● Dataset rows about figures
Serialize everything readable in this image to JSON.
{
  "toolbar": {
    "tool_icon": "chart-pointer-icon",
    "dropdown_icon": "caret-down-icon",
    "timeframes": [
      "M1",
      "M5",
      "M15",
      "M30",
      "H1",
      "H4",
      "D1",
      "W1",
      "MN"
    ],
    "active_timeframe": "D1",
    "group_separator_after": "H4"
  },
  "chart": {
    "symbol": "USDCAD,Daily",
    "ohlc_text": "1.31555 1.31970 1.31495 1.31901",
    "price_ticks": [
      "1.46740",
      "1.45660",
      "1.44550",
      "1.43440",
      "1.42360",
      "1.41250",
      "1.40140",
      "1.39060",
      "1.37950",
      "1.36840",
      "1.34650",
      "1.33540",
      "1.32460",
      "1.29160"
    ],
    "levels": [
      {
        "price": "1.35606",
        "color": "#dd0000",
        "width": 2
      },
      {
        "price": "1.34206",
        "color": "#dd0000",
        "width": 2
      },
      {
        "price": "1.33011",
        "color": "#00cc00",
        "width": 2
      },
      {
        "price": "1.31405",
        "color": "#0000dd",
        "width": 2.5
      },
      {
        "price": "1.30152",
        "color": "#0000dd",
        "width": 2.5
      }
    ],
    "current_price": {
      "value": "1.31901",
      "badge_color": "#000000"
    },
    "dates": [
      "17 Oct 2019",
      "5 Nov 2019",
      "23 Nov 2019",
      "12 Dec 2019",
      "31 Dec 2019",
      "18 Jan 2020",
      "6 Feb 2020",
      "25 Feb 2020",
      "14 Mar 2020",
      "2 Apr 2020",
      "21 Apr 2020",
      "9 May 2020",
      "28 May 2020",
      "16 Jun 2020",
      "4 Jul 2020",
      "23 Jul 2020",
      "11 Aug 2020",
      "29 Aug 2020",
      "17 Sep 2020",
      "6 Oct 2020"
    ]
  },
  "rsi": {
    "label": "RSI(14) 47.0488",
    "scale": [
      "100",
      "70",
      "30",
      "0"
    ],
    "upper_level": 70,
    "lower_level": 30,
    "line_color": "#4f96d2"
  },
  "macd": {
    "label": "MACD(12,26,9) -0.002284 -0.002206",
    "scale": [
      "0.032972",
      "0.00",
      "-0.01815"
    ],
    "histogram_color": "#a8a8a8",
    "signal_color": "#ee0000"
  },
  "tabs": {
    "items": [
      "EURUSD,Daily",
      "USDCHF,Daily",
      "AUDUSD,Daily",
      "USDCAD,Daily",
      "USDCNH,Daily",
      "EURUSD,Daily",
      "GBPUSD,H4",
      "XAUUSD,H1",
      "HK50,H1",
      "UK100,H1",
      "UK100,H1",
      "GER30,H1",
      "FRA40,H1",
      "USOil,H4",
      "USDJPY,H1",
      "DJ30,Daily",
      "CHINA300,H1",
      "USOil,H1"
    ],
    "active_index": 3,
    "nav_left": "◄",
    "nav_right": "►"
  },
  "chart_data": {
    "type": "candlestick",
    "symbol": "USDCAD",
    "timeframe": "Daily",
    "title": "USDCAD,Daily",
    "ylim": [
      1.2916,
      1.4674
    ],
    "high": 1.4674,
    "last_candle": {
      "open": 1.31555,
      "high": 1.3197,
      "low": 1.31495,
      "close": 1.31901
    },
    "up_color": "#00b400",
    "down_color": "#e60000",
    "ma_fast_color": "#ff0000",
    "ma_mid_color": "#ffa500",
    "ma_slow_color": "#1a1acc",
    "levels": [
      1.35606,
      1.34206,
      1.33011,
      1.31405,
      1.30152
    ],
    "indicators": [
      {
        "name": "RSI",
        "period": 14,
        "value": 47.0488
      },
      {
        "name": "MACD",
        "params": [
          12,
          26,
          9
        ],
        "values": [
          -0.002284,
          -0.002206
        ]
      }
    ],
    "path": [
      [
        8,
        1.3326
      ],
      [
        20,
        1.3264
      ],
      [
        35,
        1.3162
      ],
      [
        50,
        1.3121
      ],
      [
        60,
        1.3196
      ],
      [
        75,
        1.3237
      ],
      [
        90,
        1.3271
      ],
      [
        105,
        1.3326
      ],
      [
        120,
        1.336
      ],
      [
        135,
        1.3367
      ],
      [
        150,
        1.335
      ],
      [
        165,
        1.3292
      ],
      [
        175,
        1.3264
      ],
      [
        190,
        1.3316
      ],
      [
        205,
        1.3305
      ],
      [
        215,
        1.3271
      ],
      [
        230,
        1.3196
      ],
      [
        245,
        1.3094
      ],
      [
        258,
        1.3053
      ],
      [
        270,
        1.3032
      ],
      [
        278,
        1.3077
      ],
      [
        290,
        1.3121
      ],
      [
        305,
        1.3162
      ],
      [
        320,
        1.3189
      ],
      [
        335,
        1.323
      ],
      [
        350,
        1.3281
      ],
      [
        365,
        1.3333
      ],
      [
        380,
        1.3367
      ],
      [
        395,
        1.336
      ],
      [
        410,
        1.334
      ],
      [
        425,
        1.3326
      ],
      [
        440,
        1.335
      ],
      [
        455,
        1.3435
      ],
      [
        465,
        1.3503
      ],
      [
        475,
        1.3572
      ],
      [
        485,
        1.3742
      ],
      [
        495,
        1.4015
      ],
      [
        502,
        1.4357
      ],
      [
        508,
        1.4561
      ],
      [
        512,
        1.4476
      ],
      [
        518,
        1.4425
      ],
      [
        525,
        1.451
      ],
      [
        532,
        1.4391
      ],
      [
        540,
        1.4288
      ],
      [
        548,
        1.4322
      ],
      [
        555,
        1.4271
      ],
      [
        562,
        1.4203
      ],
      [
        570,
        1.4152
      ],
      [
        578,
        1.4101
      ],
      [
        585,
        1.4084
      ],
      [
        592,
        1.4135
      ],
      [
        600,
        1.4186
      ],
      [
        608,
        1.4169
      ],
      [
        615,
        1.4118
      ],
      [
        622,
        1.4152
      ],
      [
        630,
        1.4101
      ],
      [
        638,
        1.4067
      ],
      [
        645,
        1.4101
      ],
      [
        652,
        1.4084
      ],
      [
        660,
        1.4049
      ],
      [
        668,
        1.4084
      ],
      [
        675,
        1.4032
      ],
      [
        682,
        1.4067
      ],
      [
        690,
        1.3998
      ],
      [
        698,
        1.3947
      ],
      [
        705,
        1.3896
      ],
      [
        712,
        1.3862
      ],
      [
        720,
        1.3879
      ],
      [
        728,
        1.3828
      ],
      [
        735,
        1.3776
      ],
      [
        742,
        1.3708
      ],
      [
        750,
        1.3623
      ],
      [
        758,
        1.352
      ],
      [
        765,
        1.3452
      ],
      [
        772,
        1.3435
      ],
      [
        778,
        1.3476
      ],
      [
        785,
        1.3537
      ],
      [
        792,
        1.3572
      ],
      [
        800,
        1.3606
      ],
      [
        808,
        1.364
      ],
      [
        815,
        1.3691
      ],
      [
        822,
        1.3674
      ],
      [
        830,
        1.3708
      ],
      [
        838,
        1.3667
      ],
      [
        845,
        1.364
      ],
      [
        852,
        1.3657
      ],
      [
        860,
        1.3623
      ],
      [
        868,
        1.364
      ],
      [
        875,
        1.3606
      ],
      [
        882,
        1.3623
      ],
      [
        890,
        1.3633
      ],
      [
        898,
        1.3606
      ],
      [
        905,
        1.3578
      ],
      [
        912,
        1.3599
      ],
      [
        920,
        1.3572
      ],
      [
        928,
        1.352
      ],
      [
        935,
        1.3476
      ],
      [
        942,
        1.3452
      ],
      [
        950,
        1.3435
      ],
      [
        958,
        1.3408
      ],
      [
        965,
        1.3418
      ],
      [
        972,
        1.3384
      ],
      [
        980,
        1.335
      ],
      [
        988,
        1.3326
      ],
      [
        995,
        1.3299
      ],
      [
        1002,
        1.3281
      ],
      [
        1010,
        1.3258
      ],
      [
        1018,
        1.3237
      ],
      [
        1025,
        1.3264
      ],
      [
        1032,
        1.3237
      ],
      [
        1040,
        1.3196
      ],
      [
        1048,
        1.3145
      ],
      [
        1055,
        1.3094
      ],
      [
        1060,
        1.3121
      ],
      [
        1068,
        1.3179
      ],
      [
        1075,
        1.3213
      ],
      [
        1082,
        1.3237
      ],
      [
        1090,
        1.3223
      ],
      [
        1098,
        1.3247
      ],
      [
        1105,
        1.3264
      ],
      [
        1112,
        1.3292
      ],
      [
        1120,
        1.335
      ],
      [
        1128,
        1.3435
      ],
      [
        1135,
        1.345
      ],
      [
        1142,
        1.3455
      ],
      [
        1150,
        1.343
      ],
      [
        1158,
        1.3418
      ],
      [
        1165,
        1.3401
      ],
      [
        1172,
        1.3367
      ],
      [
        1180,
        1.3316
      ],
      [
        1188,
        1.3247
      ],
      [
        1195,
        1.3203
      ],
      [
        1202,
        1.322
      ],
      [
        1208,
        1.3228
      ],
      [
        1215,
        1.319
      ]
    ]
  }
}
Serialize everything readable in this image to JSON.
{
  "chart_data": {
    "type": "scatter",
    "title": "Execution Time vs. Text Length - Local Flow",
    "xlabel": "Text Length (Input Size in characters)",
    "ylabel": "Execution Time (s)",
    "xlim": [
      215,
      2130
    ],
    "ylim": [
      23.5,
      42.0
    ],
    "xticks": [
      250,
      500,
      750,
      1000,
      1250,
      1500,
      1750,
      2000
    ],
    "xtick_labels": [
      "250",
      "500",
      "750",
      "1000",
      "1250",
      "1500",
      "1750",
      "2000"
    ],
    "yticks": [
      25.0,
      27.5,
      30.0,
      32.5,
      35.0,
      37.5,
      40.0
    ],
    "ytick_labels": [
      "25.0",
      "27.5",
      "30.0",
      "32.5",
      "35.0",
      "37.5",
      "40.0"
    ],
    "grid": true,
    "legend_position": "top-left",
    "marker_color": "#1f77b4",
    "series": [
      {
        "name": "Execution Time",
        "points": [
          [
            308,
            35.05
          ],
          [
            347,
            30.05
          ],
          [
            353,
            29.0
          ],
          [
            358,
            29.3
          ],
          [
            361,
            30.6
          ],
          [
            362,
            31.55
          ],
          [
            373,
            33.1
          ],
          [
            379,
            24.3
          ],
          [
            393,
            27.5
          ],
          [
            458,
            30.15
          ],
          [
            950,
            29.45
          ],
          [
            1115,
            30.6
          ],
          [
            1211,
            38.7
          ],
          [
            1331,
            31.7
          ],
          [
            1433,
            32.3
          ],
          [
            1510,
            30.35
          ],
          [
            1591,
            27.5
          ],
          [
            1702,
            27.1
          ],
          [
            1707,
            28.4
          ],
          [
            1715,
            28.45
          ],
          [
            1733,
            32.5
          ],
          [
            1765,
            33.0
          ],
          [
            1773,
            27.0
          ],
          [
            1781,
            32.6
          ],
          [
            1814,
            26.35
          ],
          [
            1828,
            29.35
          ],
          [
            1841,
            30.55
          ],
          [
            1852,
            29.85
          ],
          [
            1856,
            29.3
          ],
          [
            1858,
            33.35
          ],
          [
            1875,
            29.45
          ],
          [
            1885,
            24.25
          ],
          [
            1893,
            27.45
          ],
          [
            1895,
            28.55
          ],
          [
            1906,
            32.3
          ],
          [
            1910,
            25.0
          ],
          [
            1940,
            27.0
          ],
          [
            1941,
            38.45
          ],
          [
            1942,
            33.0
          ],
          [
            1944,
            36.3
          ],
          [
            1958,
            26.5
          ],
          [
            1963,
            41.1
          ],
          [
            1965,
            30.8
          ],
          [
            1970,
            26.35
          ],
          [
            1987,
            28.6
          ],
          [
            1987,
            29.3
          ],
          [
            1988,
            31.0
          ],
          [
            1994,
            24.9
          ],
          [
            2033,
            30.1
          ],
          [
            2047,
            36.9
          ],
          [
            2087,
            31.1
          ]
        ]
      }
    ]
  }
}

● Aim
Within the listing above, copy each line that has the string "title".

● Solution to the problem
    "title": "USDCAD,Daily",
    "title": "Execution Time vs. Text Length - Local Flow",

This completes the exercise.